→ AIM OF THE TASK:
Word for word, repeat the entries, minus the pictures.

→ DATA SHOWN:
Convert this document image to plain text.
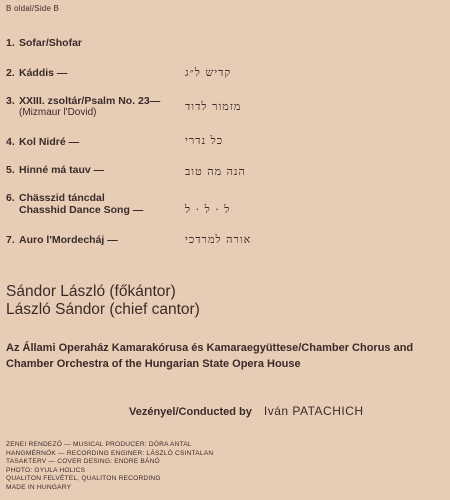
B oldal/Side B
1. Sofar/Shofar
2. Káddis —	קדיש ל״ג
3. XXIII. zsoltár/Psalm No. 23—
(Mizmaur l'Dovid)	מזמור לדוד
4. Kol Nidré —	כל נדרי
5. Hinné má tauv —	הנה מה טוב
6. Chässzid táncdal
Chasshid Dance Song —	ל · ל · ל
7. Auro l'Mordecháj —	אורה למרדכי
Sándor László (főkántor)
László Sándor (chief cantor)
Az Állami Operaház Kamarakórusa és Kamaraegyüttese/Chamber Chorus and Chamber Orchestra of the Hungarian State Opera House
Vezényel/Conducted by Iván PATACHICH
ZENEI RENDEZŐ — MUSICAL PRODUCER: DÓRA ANTAL
HANGMÉRNÖK — RECORDING ENGINER: LÁSZLÓ CSINTALAN
TASAKTERV — COVER DESING: ENDRE BÁNÓ
PHOTO: GYULA HOLICS
QUALITON FELVÉTEL, QUALITON RECORDING
MADE IN HUNGARY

→ RESPONSE TO THIS TASK:
Convert this document image to plain text.
B oldal/Side B
1. Sofar/Shofar
2. Káddis —	קדיש ל״ג
3. XXIII. zsoltár/Psalm No. 23—
(Mizmaur l'Dovid)	מזמור לדוד
4. Kol Nidré —	כל נדרי
5. Hinné má tauv —	הנה מה טוב
6. Chässzid táncdal
Chasshid Dance Song —	ל · ל · ל
7. Auro l'Mordecháj —	אורה למרדכי
Sándor László (főkántor)
László Sándor (chief cantor)
Az Állami Operaház Kamarakórusa és Kamaraegyüttese/Chamber Chorus and Chamber Orchestra of the Hungarian State Opera House
Vezényel/Conducted by Iván PATACHICH
ZENEI RENDEZŐ — MUSICAL PRODUCER: DÓRA ANTAL
HANGMÉRNÖK — RECORDING ENGINER: LÁSZLÓ CSINTALAN
TASAKTERV — COVER DESING: ENDRE BÁNÓ
PHOTO: GYULA HOLICS
QUALITON FELVÉTEL, QUALITON RECORDING
MADE IN HUNGARY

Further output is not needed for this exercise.